* _AIM OF THE TASK_: Output the material exactly, but drop every image it holds.

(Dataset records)
● ● ●

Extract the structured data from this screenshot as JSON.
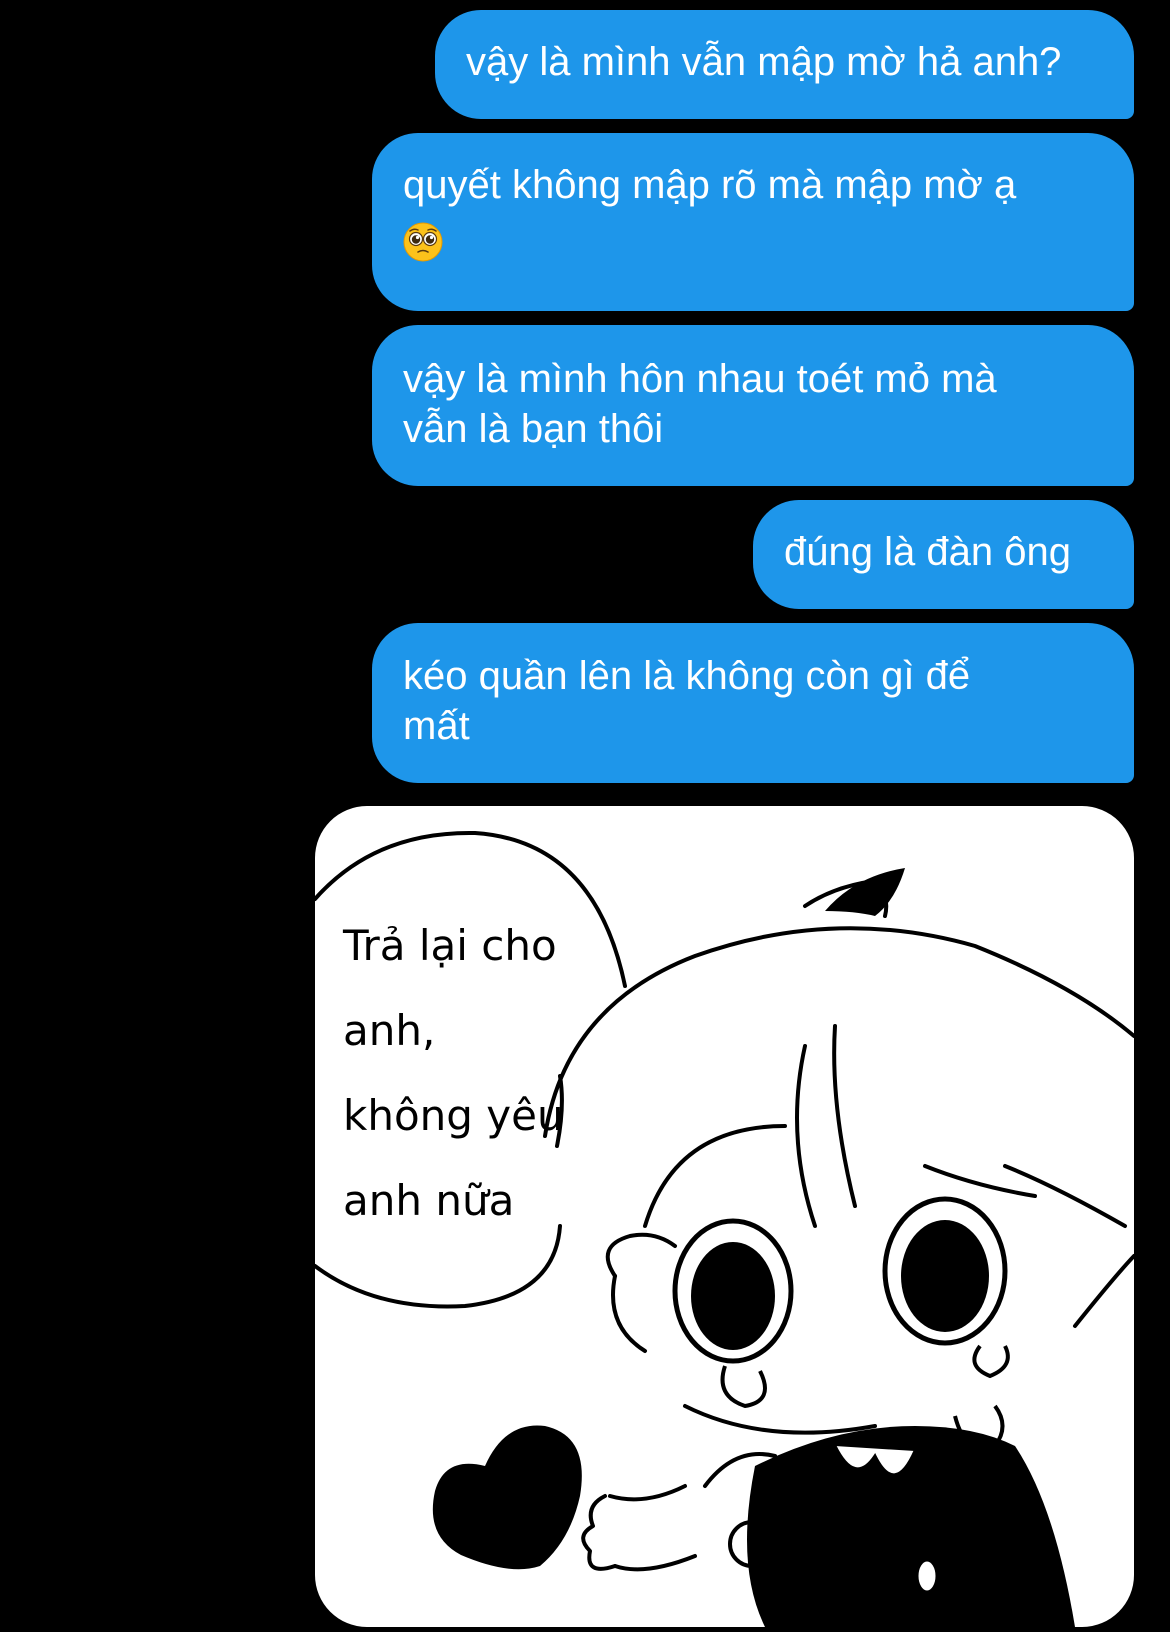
{
  "messages": [
    {
      "lines": [
        "vậy là mình vẫn mập mờ hả anh?"
      ]
    },
    {
      "lines": [
        "quyết không mập rõ mà mập mờ ạ"
      ],
      "emoji": "pleading-face-icon"
    },
    {
      "lines": [
        "vậy là mình hôn nhau toét mỏ mà",
        "vẫn là bạn thôi"
      ]
    },
    {
      "lines": [
        "đúng là đàn ông"
      ]
    },
    {
      "lines": [
        "kéo quần lên là không còn gì để",
        "mất"
      ]
    }
  ],
  "sticker": {
    "caption_lines": [
      "Trả lại cho",
      "anh,",
      "không yêu",
      "anh nữa"
    ],
    "icons": [
      "speech-bubble-icon",
      "heart-icon",
      "crying-chibi-character"
    ]
  },
  "colors": {
    "background": "#000000",
    "outgoing_bubble": "#1e96ea",
    "bubble_text": "#ffffff",
    "sticker_background": "#ffffff"
  }
}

● ● ●

* _OUTPUT_:
Extract the structured data from this screenshot as JSON.
{
  "messages": [
    {
      "lines": [
        "vậy là mình vẫn mập mờ hả anh?"
      ]
    },
    {
      "lines": [
        "quyết không mập rõ mà mập mờ ạ"
      ],
      "emoji": "pleading-face-icon"
    },
    {
      "lines": [
        "vậy là mình hôn nhau toét mỏ mà",
        "vẫn là bạn thôi"
      ]
    },
    {
      "lines": [
        "đúng là đàn ông"
      ]
    },
    {
      "lines": [
        "kéo quần lên là không còn gì để",
        "mất"
      ]
    }
  ],
  "sticker": {
    "caption_lines": [
      "Trả lại cho",
      "anh,",
      "không yêu",
      "anh nữa"
    ],
    "icons": [
      "speech-bubble-icon",
      "heart-icon",
      "crying-chibi-character"
    ]
  },
  "colors": {
    "background": "#000000",
    "outgoing_bubble": "#1e96ea",
    "bubble_text": "#ffffff",
    "sticker_background": "#ffffff"
  }
}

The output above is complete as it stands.